__Testo proposto__:
- - -

Lampedusa, altri "sbarchi fantasma", ma i cento della Open Arms restano ancora a bordo - QdS

Lampedusa, altri “sbarchi fantasma”, ma i cento della Open Arms restano ancora a bordo

redazione

Lampedusa, altri “sbarchi fantasma”, ma i cento della Open Arms restano ancora a bordo

lunedì 19 Agosto 2019

Da diciotto giorni in mare gli "ostaggi di Salvini". Il parroco dell'Isola, "Fateli scendere". Ieri alcuni di loro hanno tentato di raggiungere il porto a nuoto: "Se accadrà il peggio l'Europa e il capo della Lega Nord saranno responsabili". Per i naufraghi a bordo la situazione si è complicata con l'offerta di un porto sicuro da parte delle autorità spagnole: la Procura di Agrigento adesso attende. Toninelli si offre di far scortare la nave dalla Guardia costiera. La storia di Hikma, torturata in Libia

Mentre Salvini continua a fingere di “difendere il sacro suolo”, nella notte sono giunti su un barchino a Lampedusa altri 16 migranti con l’ennesimo degli “sbarchi fantasma” di cui il Viminale non parla. Il barchino, che aveva problemi di galleggiamento, è stato intercettato dalla Guardia di Finanza. I migranti, tutti tunisini, prima sono stati trasbordati sul pattugliatore delle Fiamme gialle e una volta sbarcati sono stati trasferiti nel Centro di accoglienza di Contrada Imbriacola.

- - -

__Dati forniti__:
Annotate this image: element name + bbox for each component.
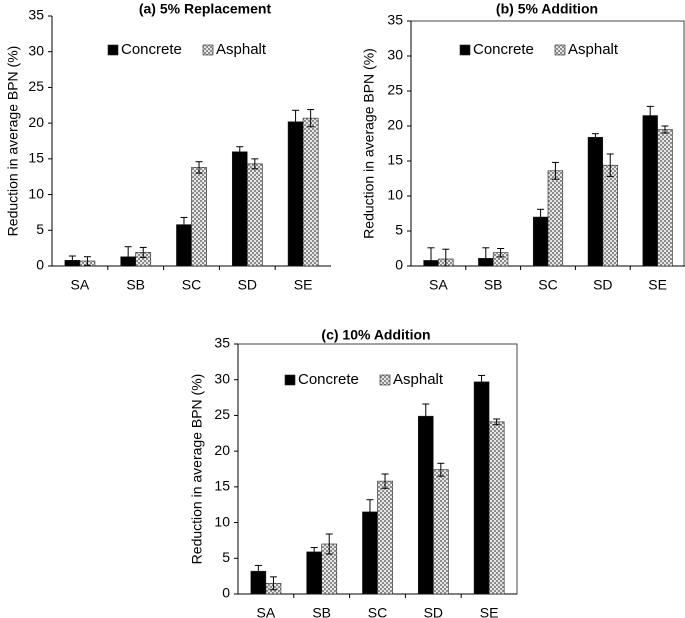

- - -

__Obiettivo__: Trascrivi per intero e senza alcuna modifica il testo proposto sugli sbarchi a Lampedusa. Il materiale non ha alcun legame con il testo proposto.

__Risposta all'esercizio__:
Lampedusa, altri "sbarchi fantasma", ma i cento della Open Arms restano ancora a bordo - QdS

Lampedusa, altri “sbarchi fantasma”, ma i cento della Open Arms restano ancora a bordo

redazione

Lampedusa, altri “sbarchi fantasma”, ma i cento della Open Arms restano ancora a bordo

lunedì 19 Agosto 2019

Da diciotto giorni in mare gli "ostaggi di Salvini". Il parroco dell'Isola, "Fateli scendere". Ieri alcuni di loro hanno tentato di raggiungere il porto a nuoto: "Se accadrà il peggio l'Europa e il capo della Lega Nord saranno responsabili". Per i naufraghi a bordo la situazione si è complicata con l'offerta di un porto sicuro da parte delle autorità spagnole: la Procura di Agrigento adesso attende. Toninelli si offre di far scortare la nave dalla Guardia costiera. La storia di Hikma, torturata in Libia

Mentre Salvini continua a fingere di “difendere il sacro suolo”, nella notte sono giunti su un barchino a Lampedusa altri 16 migranti con l’ennesimo degli “sbarchi fantasma” di cui il Viminale non parla. Il barchino, che aveva problemi di galleggiamento, è stato intercettato dalla Guardia di Finanza. I migranti, tutti tunisini, prima sono stati trasbordati sul pattugliatore delle Fiamme gialle e una volta sbarcati sono stati trasferiti nel Centro di accoglienza di Contrada Imbriacola.